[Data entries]
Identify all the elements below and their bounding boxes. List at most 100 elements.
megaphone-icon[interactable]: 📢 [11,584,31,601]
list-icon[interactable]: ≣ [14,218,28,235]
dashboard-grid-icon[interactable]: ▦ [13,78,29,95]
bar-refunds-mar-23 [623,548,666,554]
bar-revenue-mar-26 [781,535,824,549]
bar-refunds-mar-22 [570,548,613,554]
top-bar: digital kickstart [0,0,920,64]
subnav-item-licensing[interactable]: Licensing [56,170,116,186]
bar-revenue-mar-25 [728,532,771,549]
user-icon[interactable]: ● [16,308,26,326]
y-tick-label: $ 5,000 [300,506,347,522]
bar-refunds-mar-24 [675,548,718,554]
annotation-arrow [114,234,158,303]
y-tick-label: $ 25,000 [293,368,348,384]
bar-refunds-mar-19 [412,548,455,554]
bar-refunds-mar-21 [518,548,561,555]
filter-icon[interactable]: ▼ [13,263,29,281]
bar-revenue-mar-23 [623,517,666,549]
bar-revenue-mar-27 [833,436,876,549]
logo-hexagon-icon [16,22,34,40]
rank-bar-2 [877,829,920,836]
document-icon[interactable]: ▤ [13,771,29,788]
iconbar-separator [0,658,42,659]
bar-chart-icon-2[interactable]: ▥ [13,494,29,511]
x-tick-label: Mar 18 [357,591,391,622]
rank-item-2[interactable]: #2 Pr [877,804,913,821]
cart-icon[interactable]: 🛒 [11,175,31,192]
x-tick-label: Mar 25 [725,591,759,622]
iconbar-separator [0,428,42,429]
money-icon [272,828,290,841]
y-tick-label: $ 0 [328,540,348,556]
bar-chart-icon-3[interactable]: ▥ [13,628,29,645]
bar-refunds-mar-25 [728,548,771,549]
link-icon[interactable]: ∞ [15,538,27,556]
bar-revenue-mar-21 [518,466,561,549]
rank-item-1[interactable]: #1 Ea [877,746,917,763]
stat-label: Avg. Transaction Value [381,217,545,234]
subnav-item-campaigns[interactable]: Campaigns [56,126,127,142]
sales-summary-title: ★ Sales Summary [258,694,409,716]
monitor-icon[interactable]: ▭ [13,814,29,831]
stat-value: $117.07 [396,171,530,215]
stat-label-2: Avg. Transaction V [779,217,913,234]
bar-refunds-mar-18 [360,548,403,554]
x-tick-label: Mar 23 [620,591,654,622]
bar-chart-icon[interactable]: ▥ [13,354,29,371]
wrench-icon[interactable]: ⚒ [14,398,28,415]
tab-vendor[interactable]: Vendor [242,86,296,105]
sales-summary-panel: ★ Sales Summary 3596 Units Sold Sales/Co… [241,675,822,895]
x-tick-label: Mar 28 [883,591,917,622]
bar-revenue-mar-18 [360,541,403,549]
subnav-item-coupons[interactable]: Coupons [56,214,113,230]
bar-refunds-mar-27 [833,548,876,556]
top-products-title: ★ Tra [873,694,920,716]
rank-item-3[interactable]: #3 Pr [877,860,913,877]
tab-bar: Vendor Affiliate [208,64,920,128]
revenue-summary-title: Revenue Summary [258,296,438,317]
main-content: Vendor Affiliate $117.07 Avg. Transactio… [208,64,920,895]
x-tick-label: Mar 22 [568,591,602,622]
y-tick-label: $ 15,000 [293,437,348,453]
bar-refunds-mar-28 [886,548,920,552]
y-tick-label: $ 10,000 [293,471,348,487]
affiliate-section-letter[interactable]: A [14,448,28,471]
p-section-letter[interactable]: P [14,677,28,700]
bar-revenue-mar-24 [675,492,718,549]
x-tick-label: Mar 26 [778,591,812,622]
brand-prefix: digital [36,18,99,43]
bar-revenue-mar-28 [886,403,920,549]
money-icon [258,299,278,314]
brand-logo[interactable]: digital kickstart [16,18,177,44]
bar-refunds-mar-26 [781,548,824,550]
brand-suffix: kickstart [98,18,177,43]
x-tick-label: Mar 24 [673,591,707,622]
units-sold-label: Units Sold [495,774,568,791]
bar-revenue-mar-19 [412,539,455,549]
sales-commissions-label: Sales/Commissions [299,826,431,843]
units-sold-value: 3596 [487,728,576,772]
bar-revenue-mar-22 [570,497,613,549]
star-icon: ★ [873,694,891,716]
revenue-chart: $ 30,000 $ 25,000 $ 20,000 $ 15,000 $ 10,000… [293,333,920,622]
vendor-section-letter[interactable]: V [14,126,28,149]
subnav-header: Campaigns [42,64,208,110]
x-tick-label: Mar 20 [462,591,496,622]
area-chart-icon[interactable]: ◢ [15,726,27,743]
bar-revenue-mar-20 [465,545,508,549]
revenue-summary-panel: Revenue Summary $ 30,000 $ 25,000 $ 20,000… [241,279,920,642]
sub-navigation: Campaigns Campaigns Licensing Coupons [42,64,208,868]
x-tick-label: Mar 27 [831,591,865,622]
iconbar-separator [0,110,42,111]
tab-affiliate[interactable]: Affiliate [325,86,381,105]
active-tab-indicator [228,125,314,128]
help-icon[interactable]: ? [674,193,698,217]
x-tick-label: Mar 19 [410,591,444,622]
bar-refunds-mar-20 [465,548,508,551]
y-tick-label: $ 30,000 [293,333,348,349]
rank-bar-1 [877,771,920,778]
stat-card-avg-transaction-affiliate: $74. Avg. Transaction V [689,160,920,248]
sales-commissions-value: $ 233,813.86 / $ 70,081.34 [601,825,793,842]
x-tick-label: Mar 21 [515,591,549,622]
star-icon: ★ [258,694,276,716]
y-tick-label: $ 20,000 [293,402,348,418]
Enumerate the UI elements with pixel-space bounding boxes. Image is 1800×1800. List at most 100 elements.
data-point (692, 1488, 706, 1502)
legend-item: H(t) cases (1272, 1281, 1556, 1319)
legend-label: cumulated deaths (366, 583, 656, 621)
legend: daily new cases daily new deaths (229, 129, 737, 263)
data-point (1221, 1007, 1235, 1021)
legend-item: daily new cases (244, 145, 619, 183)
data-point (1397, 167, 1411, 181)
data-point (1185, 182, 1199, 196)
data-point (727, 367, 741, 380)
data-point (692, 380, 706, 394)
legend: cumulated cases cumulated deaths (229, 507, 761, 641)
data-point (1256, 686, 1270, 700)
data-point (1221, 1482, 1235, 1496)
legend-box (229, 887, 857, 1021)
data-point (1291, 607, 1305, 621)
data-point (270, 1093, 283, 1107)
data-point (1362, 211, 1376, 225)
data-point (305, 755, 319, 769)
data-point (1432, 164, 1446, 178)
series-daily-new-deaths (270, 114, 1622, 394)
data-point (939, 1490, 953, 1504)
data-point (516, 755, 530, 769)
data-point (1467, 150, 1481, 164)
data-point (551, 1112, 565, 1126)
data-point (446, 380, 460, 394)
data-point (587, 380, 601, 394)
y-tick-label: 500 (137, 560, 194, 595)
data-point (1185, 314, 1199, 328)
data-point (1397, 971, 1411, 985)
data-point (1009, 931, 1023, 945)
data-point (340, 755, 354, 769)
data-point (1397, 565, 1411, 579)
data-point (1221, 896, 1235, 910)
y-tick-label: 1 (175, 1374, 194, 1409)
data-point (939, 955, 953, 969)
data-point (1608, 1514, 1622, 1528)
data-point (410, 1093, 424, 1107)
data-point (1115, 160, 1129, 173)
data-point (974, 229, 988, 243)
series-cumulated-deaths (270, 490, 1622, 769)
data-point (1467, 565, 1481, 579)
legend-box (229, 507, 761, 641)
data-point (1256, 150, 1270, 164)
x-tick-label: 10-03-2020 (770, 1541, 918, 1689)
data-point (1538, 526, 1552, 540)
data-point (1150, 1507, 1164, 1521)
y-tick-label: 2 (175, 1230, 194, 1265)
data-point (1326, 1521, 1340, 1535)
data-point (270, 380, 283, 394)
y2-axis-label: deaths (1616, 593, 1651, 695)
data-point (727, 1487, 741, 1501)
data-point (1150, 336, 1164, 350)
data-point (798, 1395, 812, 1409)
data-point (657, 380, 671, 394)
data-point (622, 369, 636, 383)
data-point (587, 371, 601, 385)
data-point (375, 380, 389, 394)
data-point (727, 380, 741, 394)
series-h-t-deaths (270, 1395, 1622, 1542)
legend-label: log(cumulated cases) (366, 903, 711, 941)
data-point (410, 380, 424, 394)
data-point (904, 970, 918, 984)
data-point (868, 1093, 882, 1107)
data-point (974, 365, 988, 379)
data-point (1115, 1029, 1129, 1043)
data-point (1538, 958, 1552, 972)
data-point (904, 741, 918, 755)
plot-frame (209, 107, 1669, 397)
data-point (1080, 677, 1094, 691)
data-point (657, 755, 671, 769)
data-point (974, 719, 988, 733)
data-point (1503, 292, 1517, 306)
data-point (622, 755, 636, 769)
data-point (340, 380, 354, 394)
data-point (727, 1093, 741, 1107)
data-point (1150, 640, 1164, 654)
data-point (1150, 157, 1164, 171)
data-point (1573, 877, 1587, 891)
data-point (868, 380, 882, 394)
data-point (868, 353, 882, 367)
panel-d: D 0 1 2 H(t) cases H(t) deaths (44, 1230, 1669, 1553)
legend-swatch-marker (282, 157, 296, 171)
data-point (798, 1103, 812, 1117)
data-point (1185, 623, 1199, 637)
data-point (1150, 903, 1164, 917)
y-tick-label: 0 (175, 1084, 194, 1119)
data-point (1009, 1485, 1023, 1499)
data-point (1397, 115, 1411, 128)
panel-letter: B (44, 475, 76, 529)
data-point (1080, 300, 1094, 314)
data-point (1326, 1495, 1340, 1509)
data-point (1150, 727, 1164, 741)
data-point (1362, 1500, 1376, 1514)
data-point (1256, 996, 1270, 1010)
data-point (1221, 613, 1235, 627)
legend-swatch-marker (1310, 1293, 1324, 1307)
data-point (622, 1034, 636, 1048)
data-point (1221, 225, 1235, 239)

# WORK TO DO
Write out the material word for word, from its first line through the line that contains "top-bar: digital kickstart [0,0,920,64]".

# RESPONSE TO THIS TASK
Identify all the elements below and their bounding boxes. List at most 100 elements.
megaphone-icon[interactable]: 📢 [11,584,31,601]
list-icon[interactable]: ≣ [14,218,28,235]
dashboard-grid-icon[interactable]: ▦ [13,78,29,95]
bar-refunds-mar-23 [623,548,666,554]
bar-revenue-mar-26 [781,535,824,549]
bar-refunds-mar-22 [570,548,613,554]
top-bar: digital kickstart [0,0,920,64]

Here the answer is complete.